WHAT IS EXPECTED: Could you output the rows verbatim, starting at the line containing "X-axis label: Time" and ending at the line containing "case1_pv2 bbox=[81, 197, 85, 199]", with both of those lines included?
________________________________________
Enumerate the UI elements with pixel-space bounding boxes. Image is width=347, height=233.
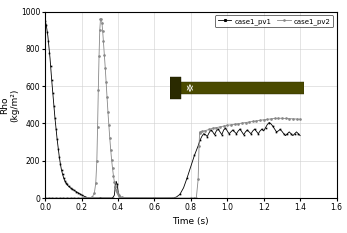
X-axis label: Time (s): Time (s) bbox=[172, 217, 209, 226]
case1_pv1 bbox=[296, 132, 301, 135]
case1_pv2 bbox=[76, 197, 80, 199]
Text: pv1: pv1 bbox=[195, 98, 205, 103]
Bar bbox=[170, 82, 304, 94]
FancyBboxPatch shape bbox=[170, 77, 180, 99]
case1_pv1 bbox=[46, 34, 50, 37]
case1_pv1 bbox=[51, 91, 55, 94]
case1_pv2 bbox=[108, 137, 112, 140]
Y-axis label: Rho
(kg/m²): Rho (kg/m²) bbox=[0, 88, 19, 122]
case1_pv2 bbox=[43, 197, 47, 199]
case1_pv1 bbox=[48, 51, 52, 54]
case1_pv1 bbox=[98, 197, 102, 199]
case1_pv1 bbox=[43, 20, 47, 22]
case1_pv1 bbox=[298, 134, 302, 137]
case1_pv2 bbox=[134, 197, 138, 199]
case1_pv1 bbox=[57, 152, 61, 155]
case1_pv1 bbox=[117, 194, 121, 197]
case1_pv2 bbox=[298, 118, 302, 121]
Line: case1_pv1: case1_pv1 bbox=[44, 20, 301, 199]
case1_pv2 bbox=[81, 197, 85, 199]
Legend: case1_pv1, case1_pv2: case1_pv1, case1_pv2 bbox=[215, 15, 333, 27]
case1_pv2 bbox=[269, 117, 273, 120]
Line: case1_pv2: case1_pv2 bbox=[44, 18, 302, 199]
case1_pv2 bbox=[99, 18, 103, 21]
case1_pv2 bbox=[94, 182, 98, 185]
Text: pv2: pv2 bbox=[195, 75, 205, 79]
case1_pv2 bbox=[118, 195, 122, 198]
________________________________________
THE COMPLETED TASK:
X-axis label: Time (s): Time (s) bbox=[172, 217, 209, 226]
case1_pv1 bbox=[296, 132, 301, 135]
case1_pv2 bbox=[76, 197, 80, 199]
Text: pv1: pv1 bbox=[195, 98, 205, 103]
Bar bbox=[170, 82, 304, 94]
FancyBboxPatch shape bbox=[170, 77, 180, 99]
case1_pv1 bbox=[46, 34, 50, 37]
case1_pv1 bbox=[51, 91, 55, 94]
case1_pv2 bbox=[108, 137, 112, 140]
Y-axis label: Rho
(kg/m²): Rho (kg/m²) bbox=[0, 88, 19, 122]
case1_pv2 bbox=[43, 197, 47, 199]
case1_pv1 bbox=[48, 51, 52, 54]
case1_pv1 bbox=[98, 197, 102, 199]
case1_pv1 bbox=[43, 20, 47, 22]
case1_pv1 bbox=[298, 134, 302, 137]
case1_pv2 bbox=[134, 197, 138, 199]
case1_pv1 bbox=[57, 152, 61, 155]
case1_pv1 bbox=[117, 194, 121, 197]
case1_pv2 bbox=[298, 118, 302, 121]
Line: case1_pv1: case1_pv1 bbox=[44, 20, 301, 199]
case1_pv2 bbox=[81, 197, 85, 199]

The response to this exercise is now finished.